→ **Selected extract**
Click on the URL above to view the dashboard that was prepared. We can use the quick filter to select an account for viewing.  
We can also do a right-click drillthrough to investigate the underlying data.  
  
To play with the UI and explore the data, [you can have a look at our UI documentation here](https://www.activeviam.com/activeui/documentation/index.html).

## Simulations
Now that we have basic monitoring on Collateral Shortfall, we can do some simulations in the data cube.

### Setup Price Simulation

The two kinds of simulation in atoti are:

- Measure simulation
- Source simulation

In Measure simulations, we modify the value of the measures in scenarios of the simulations without duplicating data.  
Source simulation on the other hand, is a simulation created by loading a new source of modified data to the cube.

Here, we will use the Source simulation to simulate variations of the price by considering the price forecast at the following different time horizons:

- 1 day
- 3 days
- 1 week

For each forecasting time horizon, we will predict the Collateral Shortfall.

First, let's load the price forecast tables in a unique table.

In [None]:
files = [
    os.path.join("../results/predictions", f)
    for f in os.listdir("../results/predictions")
    if ".csv" in f
]
price_predictions_df = pd.DataFrame()

for f in files:
    price_predictions_df = pd.concat(
        [price_predictions_df, pd.read_csv(f, index_col=0)]
    )

→ **Data section**
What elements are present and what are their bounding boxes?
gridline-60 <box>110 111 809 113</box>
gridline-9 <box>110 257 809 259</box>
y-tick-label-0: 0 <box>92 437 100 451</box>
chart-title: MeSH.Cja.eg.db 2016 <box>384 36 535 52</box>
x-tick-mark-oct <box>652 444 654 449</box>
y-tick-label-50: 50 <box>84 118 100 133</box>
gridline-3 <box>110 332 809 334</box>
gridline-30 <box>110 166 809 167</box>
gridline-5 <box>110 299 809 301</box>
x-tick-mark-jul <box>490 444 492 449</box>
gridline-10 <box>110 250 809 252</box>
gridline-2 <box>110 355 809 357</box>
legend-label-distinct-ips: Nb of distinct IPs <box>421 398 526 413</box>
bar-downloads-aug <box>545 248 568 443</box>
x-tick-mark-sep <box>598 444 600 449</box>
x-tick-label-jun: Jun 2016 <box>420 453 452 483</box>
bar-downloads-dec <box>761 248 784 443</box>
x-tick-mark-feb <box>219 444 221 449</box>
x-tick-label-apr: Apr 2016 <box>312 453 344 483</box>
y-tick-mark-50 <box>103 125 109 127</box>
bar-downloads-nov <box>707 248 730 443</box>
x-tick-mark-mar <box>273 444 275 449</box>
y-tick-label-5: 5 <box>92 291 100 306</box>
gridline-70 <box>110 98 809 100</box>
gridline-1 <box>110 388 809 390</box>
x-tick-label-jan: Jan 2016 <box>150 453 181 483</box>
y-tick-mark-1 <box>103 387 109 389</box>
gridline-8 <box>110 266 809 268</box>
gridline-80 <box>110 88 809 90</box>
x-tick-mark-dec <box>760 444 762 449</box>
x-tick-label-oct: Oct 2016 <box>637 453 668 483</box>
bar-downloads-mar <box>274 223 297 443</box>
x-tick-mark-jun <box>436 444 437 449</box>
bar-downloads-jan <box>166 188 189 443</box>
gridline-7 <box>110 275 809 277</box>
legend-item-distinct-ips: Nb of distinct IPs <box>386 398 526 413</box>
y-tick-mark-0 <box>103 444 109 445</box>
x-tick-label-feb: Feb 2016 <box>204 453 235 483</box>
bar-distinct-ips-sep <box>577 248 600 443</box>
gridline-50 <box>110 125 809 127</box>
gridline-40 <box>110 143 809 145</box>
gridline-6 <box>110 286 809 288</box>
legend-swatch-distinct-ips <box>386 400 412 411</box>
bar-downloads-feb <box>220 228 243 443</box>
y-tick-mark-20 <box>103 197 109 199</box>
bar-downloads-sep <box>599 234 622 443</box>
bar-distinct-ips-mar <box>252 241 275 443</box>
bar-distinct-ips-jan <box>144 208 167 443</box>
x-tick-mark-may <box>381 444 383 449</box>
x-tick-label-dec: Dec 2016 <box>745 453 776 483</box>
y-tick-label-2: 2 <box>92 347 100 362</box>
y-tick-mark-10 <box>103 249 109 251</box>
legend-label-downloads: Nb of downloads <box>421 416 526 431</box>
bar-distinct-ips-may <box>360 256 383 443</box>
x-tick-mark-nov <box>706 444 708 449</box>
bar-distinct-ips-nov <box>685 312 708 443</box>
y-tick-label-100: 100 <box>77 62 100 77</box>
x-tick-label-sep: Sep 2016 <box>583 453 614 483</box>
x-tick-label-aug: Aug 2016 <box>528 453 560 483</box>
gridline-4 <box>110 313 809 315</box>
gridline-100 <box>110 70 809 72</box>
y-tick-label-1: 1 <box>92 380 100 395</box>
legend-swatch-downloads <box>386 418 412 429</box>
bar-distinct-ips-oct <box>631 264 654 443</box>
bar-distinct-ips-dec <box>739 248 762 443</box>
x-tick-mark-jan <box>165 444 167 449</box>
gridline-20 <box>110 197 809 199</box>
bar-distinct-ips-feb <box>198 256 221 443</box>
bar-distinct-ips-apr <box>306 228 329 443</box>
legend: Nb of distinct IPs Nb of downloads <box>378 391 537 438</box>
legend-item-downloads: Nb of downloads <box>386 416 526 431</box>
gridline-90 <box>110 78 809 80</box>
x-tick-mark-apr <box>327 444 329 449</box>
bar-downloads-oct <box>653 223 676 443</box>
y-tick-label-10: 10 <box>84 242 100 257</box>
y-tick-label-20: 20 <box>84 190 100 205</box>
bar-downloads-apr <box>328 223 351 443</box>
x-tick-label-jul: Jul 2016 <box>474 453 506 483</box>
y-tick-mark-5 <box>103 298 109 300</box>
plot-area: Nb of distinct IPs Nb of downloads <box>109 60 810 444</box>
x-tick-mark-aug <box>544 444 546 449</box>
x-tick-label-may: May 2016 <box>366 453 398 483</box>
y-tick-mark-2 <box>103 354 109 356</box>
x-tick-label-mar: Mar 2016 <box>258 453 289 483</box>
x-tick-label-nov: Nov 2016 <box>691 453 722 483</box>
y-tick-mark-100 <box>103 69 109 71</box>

→ **Objective 1**
In the atoti simulation walkthrough, which kind of simulation is made by loading a new source of modified data into the cube?
→ **Objective 2**
Continue the atoti simulation walkthrough from its last line.

→ **Exercise result 1**
Source simulation.

→ **Exercise result 2**
price_predictions_df = price_predictions_df.sort_index()

In [None]:
price_predictions_df = price_predictions_df.reset_index().rename(
    columns={
        "index": "Date",
        "y": "Price",
        "ŷ": "Price Prediction",
        "Asset Code": "Asset_Code",
        "Model Name": "Best Model",
    }
)

In [None]:
price_predictions_df_1_day = price_predictions_df[
    price_predictions_df["forecasting horizon in days"] == 1
][["Date", "Asset_Code", "Price Prediction"]].copy()
price_predictions_df_1_day = pd.melt(
    price_predictions_df_1_day.sort_values(["Asset_Code", "Date"]),
    id_vars=["Date", "Asset_Code"],
    value_vars=["Price Prediction"],
    value_name="Price",
)
price_predictions_df_1_day = price_predictions_df_1_day[
    ["Asset_Code", "Date", "Price"]
].set_index(["Asset_Code", "Date"])
price_predictions_df_1_day

In [None]:
price_predictions_df_3_days = price_predictions_df[
    price_predictions_df["forecasting horizon in days"] == 3
][["Date", "Asset_Code", "Price Prediction"]].copy()
price_predictions_df_3_days = pd.melt(
    price_predictions_df_3_days.sort_values(["Asset_Code", "Date"]),
    id_vars=["Date", "Asset_Code"],
    value_vars=["Price Prediction"],
    value_name="Price",
)
price_predictions_df_3_days = price_predictions_df_3_days[
    ["Asset_Code", "Date", "Price"]
].set_index(["Asset_Code", "Date"])
price_predictions_df_3_days

In [None]:
price_predictions_df_1_week = price_predictions_df[
    price_predictions_df["forecasting horizon in days"] == 7
][["Date", "Asset_Code", "Price Prediction"]].copy()
price_predictions_df_1_week = pd.melt(
    price_predictions_df_1_week.sort_values(["Asset_Code", "Date"]),
    id_vars=["Date", "Asset_Code"],
    value_vars=["Price Prediction"],
    value_name="Price",
)
price_predictions_df_1_week = price_predictions_df_1_week[
    ["Asset_Code", "Date", "Price"]
].set_index(["Asset_Code", "Date"])
price_predictions_df_1_week

In [None]:
assets_prices_table.head(10000)

Notice that the dataframes with the preictions do not have exactly the same size. This is because we consider different time horizons for the predictions.
Indeed, when we consider different time horizons for the prediction.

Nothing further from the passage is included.